■ Challenge:
How many lines of the entries below include the word "text"? Answer with the number alone.

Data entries
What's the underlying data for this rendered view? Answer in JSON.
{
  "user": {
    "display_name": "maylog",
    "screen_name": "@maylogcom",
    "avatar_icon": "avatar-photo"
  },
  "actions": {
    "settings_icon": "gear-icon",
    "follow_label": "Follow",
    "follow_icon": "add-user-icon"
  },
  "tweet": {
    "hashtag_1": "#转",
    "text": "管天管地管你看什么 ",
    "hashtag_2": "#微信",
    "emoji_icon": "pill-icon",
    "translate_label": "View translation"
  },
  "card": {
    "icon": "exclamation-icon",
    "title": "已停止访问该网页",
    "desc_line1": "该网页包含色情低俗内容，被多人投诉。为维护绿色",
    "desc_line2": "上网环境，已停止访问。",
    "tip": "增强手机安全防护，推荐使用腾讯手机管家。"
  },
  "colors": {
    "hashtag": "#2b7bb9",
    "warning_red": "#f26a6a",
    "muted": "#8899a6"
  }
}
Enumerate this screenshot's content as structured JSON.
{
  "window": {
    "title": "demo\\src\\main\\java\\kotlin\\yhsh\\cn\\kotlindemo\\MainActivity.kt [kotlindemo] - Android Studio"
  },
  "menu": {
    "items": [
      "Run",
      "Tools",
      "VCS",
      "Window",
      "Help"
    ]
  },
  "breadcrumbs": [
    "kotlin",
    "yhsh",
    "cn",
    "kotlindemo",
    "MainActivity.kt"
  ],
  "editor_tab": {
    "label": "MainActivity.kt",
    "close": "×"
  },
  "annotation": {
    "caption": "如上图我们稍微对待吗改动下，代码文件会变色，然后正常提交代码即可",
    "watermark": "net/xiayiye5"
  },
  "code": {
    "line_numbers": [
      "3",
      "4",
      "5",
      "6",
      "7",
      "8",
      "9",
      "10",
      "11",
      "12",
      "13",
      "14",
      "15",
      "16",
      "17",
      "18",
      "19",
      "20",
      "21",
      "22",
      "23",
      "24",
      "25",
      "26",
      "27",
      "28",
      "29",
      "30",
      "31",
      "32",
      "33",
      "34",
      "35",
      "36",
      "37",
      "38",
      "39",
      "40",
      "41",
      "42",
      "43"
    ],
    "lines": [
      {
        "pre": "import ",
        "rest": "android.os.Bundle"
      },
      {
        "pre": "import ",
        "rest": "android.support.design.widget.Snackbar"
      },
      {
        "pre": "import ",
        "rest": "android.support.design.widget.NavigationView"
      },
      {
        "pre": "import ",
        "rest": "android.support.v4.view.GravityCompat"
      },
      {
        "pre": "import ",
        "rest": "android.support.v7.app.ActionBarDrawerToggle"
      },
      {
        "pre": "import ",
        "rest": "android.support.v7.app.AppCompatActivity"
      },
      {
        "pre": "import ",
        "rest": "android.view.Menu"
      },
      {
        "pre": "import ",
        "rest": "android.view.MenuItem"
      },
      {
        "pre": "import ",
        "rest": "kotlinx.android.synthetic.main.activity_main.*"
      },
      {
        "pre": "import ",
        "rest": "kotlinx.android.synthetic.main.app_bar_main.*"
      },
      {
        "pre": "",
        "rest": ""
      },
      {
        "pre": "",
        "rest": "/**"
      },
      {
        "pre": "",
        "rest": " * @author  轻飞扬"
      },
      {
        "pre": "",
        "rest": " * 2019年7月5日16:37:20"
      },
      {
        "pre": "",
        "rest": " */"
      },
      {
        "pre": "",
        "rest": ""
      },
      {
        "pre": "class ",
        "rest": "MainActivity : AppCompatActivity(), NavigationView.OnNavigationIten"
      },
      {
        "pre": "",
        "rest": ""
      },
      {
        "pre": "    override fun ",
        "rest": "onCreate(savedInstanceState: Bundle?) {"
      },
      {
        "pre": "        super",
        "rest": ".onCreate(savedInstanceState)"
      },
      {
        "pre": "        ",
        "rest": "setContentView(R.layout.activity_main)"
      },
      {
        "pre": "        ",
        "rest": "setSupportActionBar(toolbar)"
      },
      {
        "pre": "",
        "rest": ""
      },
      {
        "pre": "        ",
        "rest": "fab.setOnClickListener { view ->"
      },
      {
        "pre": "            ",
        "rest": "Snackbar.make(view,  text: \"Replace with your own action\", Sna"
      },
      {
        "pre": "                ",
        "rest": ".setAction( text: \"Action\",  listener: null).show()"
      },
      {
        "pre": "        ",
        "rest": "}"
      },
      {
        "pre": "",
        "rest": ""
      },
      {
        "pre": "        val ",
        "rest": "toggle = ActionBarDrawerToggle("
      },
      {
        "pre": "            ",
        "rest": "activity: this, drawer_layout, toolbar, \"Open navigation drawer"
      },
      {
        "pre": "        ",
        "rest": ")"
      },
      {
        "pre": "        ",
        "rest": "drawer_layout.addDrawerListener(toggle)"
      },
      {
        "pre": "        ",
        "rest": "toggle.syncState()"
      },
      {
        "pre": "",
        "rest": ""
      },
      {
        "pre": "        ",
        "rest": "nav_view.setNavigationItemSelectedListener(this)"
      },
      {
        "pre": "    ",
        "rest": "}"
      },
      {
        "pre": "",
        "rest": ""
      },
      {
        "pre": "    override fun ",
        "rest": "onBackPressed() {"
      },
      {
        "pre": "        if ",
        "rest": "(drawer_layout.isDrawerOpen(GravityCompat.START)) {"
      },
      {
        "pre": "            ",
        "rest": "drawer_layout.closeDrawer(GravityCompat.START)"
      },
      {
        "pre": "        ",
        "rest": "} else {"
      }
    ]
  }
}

■ Complete answer:
3